SUPPLIED DATA start
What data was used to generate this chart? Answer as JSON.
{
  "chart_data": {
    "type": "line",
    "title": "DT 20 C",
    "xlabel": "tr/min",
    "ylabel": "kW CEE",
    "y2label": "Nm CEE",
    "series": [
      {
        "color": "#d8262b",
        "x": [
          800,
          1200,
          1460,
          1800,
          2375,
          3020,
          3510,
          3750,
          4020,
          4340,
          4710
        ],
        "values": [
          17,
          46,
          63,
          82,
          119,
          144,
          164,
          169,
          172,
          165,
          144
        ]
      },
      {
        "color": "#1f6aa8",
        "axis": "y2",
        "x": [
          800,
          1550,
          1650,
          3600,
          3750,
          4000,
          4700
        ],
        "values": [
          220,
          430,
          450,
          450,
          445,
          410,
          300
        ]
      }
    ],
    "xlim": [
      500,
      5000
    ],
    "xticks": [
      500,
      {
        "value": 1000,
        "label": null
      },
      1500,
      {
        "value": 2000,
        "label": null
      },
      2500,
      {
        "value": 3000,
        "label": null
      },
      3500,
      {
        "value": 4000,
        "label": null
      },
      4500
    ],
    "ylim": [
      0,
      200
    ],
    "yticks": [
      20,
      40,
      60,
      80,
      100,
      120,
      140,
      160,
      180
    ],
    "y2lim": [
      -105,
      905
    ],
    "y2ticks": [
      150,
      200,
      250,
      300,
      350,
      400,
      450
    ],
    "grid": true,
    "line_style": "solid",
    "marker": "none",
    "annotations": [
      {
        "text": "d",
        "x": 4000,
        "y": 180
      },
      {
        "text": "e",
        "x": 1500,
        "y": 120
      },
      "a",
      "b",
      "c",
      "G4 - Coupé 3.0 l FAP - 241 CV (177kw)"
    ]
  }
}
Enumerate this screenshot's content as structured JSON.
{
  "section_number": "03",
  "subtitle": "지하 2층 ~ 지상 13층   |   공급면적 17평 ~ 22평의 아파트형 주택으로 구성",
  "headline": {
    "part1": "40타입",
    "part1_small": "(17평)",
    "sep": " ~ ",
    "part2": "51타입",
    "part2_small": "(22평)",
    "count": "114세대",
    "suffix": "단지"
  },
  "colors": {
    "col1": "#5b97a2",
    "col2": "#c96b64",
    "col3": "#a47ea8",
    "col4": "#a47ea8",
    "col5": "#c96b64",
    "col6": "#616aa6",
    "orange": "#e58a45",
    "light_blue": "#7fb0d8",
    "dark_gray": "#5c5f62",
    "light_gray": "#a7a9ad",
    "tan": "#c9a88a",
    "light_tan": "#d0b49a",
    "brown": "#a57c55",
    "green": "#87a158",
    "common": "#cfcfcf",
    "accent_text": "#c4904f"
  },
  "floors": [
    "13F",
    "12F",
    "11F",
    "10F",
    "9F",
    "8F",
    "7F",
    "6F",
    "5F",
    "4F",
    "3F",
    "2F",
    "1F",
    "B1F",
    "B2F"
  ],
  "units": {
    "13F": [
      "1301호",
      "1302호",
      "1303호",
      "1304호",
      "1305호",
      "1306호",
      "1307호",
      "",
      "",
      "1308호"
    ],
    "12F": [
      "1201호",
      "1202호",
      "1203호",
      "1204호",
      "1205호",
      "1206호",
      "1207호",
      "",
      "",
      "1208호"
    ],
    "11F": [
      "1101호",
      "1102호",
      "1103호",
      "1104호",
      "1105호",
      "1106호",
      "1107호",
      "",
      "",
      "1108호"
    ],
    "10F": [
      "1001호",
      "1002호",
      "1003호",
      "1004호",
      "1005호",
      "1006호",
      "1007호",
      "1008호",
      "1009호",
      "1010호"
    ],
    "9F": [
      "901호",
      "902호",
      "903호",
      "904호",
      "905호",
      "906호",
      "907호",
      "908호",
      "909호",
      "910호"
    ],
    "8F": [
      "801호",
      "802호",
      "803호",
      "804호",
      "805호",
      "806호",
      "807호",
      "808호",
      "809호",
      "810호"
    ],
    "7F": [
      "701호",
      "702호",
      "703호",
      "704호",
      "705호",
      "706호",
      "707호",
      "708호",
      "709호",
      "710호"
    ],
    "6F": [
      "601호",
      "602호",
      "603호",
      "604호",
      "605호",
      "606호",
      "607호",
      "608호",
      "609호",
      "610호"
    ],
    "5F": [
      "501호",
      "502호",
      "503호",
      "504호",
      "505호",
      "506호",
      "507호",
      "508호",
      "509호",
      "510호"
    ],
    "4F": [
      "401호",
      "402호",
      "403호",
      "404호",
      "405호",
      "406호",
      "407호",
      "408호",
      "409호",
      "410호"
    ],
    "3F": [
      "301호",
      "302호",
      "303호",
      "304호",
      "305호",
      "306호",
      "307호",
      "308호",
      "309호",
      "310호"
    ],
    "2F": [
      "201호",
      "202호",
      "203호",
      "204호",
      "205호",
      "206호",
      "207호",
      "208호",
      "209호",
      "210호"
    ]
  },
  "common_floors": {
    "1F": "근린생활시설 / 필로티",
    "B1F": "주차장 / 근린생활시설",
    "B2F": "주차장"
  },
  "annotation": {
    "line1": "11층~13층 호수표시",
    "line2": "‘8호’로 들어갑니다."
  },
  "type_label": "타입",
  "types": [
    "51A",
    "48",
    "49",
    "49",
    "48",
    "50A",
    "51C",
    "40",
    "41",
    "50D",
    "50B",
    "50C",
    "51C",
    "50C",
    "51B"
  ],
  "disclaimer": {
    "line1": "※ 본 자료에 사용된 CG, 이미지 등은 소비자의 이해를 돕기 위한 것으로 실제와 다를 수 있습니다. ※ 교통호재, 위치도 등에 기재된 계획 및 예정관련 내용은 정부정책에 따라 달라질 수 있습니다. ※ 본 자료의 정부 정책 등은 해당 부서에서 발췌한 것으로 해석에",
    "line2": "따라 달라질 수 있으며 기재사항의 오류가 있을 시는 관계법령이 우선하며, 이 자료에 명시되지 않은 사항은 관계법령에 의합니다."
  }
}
SUPPLIED DATA end
WHAT THE TASK REQUIRES: Tally the lines in the records above that contain the word "JSON", and give only that number.

THE RESPONSE: 2